Do this
Locate all lines with the word "median" and copy them out.
**** Data listing ****
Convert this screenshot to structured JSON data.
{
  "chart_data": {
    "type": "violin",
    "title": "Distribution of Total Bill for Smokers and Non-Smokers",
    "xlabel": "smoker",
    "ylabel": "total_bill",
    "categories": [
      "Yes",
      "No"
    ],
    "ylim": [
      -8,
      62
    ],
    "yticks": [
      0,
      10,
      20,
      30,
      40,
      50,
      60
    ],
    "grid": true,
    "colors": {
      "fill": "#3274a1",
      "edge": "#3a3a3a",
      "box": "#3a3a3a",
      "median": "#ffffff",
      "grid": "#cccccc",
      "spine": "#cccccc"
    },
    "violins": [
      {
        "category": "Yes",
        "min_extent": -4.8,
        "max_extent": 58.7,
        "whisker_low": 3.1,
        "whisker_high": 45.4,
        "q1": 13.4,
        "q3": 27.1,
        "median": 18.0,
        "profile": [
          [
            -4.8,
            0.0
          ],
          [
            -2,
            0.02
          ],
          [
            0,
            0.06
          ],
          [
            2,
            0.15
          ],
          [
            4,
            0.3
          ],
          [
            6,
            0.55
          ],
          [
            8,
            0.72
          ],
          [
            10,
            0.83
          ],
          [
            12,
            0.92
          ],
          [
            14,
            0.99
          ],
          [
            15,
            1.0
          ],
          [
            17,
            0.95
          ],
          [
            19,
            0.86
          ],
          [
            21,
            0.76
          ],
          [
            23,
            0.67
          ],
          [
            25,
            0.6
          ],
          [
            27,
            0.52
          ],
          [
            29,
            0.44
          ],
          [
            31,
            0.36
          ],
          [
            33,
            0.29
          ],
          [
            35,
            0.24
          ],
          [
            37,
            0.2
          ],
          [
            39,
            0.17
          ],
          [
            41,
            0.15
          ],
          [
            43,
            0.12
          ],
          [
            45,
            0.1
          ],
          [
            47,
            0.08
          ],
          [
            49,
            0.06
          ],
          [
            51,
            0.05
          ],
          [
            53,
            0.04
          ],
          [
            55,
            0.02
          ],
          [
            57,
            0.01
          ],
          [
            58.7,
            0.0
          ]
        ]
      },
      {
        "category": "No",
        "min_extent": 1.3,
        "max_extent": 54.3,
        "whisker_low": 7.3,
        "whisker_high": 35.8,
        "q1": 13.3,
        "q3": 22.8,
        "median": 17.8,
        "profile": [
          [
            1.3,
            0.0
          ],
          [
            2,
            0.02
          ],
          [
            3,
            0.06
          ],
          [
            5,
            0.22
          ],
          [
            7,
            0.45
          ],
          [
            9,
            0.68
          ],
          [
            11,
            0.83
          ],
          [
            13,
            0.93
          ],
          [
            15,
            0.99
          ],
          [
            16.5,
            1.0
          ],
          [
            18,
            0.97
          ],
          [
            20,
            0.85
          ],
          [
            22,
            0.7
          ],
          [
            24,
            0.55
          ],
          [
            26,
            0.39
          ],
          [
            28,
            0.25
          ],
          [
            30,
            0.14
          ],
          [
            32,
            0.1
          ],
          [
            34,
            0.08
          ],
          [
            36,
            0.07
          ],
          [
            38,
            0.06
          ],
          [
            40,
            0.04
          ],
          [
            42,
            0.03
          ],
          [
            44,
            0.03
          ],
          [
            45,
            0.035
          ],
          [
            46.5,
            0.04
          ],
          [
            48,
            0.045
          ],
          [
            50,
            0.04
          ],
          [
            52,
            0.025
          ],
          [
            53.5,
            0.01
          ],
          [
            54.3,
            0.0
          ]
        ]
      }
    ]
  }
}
****
Answer to the task
      "median": "#ffffff",
        "median": 18.0,
        "median": 17.8,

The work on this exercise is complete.